• 本文:

——————————

2013年10月24日

日記:2013年10月23日(水)

しばらく連絡を取っていなかった友人に、昨日メールをした。
今日、仕事が終わって携帯電話を見ると、着信履歴があった。

電話をもらっても、またメールを送るだけ、ということが多い。
こちらからかけ返すことは、ほとんどない。
向こうが望めば話す、という位置関係を保つ。

そんな私が、珍しく、電話をかけ返した。


こちらから先にメールを送った、というのもある。
以前、とてもお世話になった、というのもある。
でもたぶん、一番の理由は、
彼女が一時期、大島で暮らしていた、ということだろう。

わずか、半年だったか一年だったか、あるいは数か月だったか。
けれどその短い島暮らしの間に、私は彼女を訪ねた。
そして彼女が島でお世話になっている人々にもお会いした。

安否を気遣うほどの近しさが、ない。
ただ、気には、なる。

こういう距離感は、対処が難しい。


私はただ、彼女がどう感じているか、
それが気がかりだった。

彼女自身は本州に戻っている。だから無事だろう。
でももしかしたら、その後も交流が続いていたかもしれない。
彼女がひどく追い込まれているような、
そういう状況でないかどうか、それが心配だった。


電話をすると、留守電だった。
名乗り、電話のお礼を言って、「じゃあまたー」とだけ吹き込んだ。

…何が「また」、なんだか。

また電話ください、また電話します、またメールします、云々。
考え得るいくつかの選択肢から、ひとつを選び取ることを避けた。
私は私を許そうとしている。
また電話します、と言って、相手から先に電話が来たら、詫びてしまう、
そういう私に、縛りを与えまいとしている。
電話ください、と勝手に言って、相手が電話をくれないことに苛立ってしまう、
そういう私に、相手の行動を規制させまいとしている。
私は私を許そうとしている。
未来を開いたまま置いておこうとしている。
…良い流れだ。

——————————

• 作業指示:
a - 本文で、筆者が電話をかけ返した理由として挙げられているものを、すべて書き出してください。
b - 本文の一部を、「そんな私が、珍しく、電話をかけ返した。」を含む箇所から書き写し始め、「けれどその短い島暮らしの間に、私は彼女を訪ねた。」の後で止めてください。
この後に続くエントリは、作業には使いません。

• 抽出エントリ:

——————————

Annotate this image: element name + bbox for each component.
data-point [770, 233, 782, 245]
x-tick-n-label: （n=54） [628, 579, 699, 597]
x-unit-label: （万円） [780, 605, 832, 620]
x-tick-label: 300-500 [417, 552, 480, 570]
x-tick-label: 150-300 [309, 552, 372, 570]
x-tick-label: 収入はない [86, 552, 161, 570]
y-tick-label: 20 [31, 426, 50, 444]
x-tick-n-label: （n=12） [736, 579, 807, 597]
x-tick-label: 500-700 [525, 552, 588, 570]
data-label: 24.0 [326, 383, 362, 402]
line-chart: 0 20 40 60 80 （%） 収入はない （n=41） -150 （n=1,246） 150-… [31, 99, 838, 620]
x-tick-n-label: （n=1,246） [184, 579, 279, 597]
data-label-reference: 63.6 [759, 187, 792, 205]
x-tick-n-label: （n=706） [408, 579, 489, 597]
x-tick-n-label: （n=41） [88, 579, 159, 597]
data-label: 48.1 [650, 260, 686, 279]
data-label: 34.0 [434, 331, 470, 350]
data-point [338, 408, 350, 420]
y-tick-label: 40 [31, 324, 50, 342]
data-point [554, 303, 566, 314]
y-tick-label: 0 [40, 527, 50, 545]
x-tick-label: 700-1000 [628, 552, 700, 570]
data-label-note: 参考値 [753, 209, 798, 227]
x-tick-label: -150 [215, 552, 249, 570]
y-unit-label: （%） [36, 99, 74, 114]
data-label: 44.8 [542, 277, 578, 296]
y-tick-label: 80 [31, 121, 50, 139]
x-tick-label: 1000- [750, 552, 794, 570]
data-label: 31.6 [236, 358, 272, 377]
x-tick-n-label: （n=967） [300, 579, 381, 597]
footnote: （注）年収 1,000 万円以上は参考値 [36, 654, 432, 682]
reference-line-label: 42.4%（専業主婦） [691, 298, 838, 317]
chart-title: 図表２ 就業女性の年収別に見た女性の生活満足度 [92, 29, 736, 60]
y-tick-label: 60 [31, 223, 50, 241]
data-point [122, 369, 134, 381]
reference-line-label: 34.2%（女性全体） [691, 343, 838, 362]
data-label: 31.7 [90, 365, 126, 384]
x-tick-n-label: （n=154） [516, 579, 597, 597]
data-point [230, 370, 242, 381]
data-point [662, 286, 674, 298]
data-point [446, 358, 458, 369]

——————————

• 解答:
a -
・こちらから先にメールを送ったこと
・以前、とてもお世話になったこと
・彼女が一時期、大島で暮らしていたこと(一番の理由)

b -
そんな私が、珍しく、電話をかけ返した。


こちらから先にメールを送った、というのもある。
以前、とてもお世話になった、というのもある。
でもたぶん、一番の理由は、
彼女が一時期、大島で暮らしていた、ということだろう。

わずか、半年だったか一年だったか、あるいは数か月だったか。
けれどその短い島暮らしの間に、私は彼女を訪ねた。